(Saved data entries)
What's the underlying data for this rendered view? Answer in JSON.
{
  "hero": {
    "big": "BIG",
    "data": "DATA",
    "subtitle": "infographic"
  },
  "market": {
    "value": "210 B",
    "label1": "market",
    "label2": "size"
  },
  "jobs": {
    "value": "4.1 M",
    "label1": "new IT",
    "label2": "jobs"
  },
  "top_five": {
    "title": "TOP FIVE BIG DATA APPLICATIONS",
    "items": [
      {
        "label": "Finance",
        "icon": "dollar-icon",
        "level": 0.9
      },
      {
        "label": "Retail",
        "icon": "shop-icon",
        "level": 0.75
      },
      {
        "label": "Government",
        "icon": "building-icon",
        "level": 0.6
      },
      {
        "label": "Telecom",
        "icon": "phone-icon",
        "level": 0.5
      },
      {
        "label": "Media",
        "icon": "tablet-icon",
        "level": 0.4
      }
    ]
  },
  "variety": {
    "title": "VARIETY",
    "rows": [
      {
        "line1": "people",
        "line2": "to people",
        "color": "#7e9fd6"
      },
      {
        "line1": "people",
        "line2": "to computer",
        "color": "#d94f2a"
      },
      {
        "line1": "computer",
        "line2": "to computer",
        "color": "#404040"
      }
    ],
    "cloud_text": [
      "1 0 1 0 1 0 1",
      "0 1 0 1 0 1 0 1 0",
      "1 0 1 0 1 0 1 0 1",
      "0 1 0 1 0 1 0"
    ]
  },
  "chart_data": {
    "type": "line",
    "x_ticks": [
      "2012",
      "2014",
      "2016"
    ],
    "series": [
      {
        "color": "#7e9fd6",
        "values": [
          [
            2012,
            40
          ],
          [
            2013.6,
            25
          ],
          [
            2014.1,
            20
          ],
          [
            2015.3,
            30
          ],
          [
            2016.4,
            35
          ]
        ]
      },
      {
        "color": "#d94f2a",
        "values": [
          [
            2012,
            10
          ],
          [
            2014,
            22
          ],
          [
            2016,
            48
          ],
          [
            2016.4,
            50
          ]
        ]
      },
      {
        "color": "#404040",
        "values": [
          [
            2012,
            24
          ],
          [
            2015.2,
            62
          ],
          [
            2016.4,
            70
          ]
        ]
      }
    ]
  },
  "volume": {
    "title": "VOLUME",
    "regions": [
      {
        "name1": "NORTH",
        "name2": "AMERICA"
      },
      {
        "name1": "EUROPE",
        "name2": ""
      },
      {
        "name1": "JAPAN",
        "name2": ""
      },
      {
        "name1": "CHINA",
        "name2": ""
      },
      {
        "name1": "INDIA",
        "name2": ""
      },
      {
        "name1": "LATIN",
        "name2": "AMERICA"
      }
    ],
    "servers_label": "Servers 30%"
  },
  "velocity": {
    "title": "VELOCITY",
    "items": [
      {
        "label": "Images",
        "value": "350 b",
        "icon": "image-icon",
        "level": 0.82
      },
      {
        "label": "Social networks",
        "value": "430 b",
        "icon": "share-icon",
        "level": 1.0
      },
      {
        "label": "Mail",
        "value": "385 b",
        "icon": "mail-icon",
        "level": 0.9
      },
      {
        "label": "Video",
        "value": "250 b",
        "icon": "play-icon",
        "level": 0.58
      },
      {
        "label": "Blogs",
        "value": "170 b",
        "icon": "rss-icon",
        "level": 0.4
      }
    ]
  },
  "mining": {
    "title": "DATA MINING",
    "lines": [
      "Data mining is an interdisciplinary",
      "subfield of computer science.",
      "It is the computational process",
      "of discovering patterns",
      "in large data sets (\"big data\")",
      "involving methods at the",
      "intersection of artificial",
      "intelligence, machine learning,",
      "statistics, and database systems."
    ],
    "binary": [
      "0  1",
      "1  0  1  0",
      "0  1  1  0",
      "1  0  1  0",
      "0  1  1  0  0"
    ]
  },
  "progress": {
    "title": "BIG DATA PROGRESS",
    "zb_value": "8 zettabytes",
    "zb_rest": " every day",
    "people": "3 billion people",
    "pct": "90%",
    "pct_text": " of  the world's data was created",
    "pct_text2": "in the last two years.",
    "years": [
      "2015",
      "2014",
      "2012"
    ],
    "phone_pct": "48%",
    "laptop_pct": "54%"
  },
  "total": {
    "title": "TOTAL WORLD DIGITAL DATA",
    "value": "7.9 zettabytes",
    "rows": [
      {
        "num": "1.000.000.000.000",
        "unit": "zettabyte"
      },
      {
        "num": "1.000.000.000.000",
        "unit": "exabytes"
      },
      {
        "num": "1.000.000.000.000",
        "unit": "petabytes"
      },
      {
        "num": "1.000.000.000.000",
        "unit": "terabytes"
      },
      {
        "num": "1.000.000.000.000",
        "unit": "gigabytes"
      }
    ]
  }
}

# Stated problem
All of the data must be returned exactly.

# Final result
What's the underlying data for this rendered view? Answer in JSON.
{
  "hero": {
    "big": "BIG",
    "data": "DATA",
    "subtitle": "infographic"
  },
  "market": {
    "value": "210 B",
    "label1": "market",
    "label2": "size"
  },
  "jobs": {
    "value": "4.1 M",
    "label1": "new IT",
    "label2": "jobs"
  },
  "top_five": {
    "title": "TOP FIVE BIG DATA APPLICATIONS",
    "items": [
      {
        "label": "Finance",
        "icon": "dollar-icon",
        "level": 0.9
      },
      {
        "label": "Retail",
        "icon": "shop-icon",
        "level": 0.75
      },
      {
        "label": "Government",
        "icon": "building-icon",
        "level": 0.6
      },
      {
        "label": "Telecom",
        "icon": "phone-icon",
        "level": 0.5
      },
      {
        "label": "Media",
        "icon": "tablet-icon",
        "level": 0.4
      }
    ]
  },
  "variety": {
    "title": "VARIETY",
    "rows": [
      {
        "line1": "people",
        "line2": "to people",
        "color": "#7e9fd6"
      },
      {
        "line1": "people",
        "line2": "to computer",
        "color": "#d94f2a"
      },
      {
        "line1": "computer",
        "line2": "to computer",
        "color": "#404040"
      }
    ],
    "cloud_text": [
      "1 0 1 0 1 0 1",
      "0 1 0 1 0 1 0 1 0",
      "1 0 1 0 1 0 1 0 1",
      "0 1 0 1 0 1 0"
    ]
  },
  "chart_data": {
    "type": "line",
    "x_ticks": [
      "2012",
      "2014",
      "2016"
    ],
    "series": [
      {
        "color": "#7e9fd6",
        "values": [
          [
            2012,
            40
          ],
          [
            2013.6,
            25
          ],
          [
            2014.1,
            20
          ],
          [
            2015.3,
            30
          ],
          [
            2016.4,
            35
          ]
        ]
      },
      {
        "color": "#d94f2a",
        "values": [
          [
            2012,
            10
          ],
          [
            2014,
            22
          ],
          [
            2016,
            48
          ],
          [
            2016.4,
            50
          ]
        ]
      },
      {
        "color": "#404040",
        "values": [
          [
            2012,
            24
          ],
          [
            2015.2,
            62
          ],
          [
            2016.4,
            70
          ]
        ]
      }
    ]
  },
  "volume": {
    "title": "VOLUME",
    "regions": [
      {
        "name1": "NORTH",
        "name2": "AMERICA"
      },
      {
        "name1": "EUROPE",
        "name2": ""
      },
      {
        "name1": "JAPAN",
        "name2": ""
      },
      {
        "name1": "CHINA",
        "name2": ""
      },
      {
        "name1": "INDIA",
        "name2": ""
      },
      {
        "name1": "LATIN",
        "name2": "AMERICA"
      }
    ],
    "servers_label": "Servers 30%"
  },
  "velocity": {
    "title": "VELOCITY",
    "items": [
      {
        "label": "Images",
        "value": "350 b",
        "icon": "image-icon",
        "level": 0.82
      },
      {
        "label": "Social networks",
        "value": "430 b",
        "icon": "share-icon",
        "level": 1.0
      },
      {
        "label": "Mail",
        "value": "385 b",
        "icon": "mail-icon",
        "level": 0.9
      },
      {
        "label": "Video",
        "value": "250 b",
        "icon": "play-icon",
        "level": 0.58
      },
      {
        "label": "Blogs",
        "value": "170 b",
        "icon": "rss-icon",
        "level": 0.4
      }
    ]
  },
  "mining": {
    "title": "DATA MINING",
    "lines": [
      "Data mining is an interdisciplinary",
      "subfield of computer science.",
      "It is the computational process",
      "of discovering patterns",
      "in large data sets (\"big data\")",
      "involving methods at the",
      "intersection of artificial",
      "intelligence, machine learning,",
      "statistics, and database systems."
    ],
    "binary": [
      "0  1",
      "1  0  1  0",
      "0  1  1  0",
      "1  0  1  0",
      "0  1  1  0  0"
    ]
  },
  "progress": {
    "title": "BIG DATA PROGRESS",
    "zb_value": "8 zettabytes",
    "zb_rest": " every day",
    "people": "3 billion people",
    "pct": "90%",
    "pct_text": " of  the world's data was created",
    "pct_text2": "in the last two years.",
    "years": [
      "2015",
      "2014",
      "2012"
    ],
    "phone_pct": "48%",
    "laptop_pct": "54%"
  },
  "total": {
    "title": "TOTAL WORLD DIGITAL DATA",
    "value": "7.9 zettabytes",
    "rows": [
      {
        "num": "1.000.000.000.000",
        "unit": "zettabyte"
      },
      {
        "num": "1.000.000.000.000",
        "unit": "exabytes"
      },
      {
        "num": "1.000.000.000.000",
        "unit": "petabytes"
      },
      {
        "num": "1.000.000.000.000",
        "unit": "terabytes"
      },
      {
        "num": "1.000.000.000.000",
        "unit": "gigabytes"
      }
    ]
  }
}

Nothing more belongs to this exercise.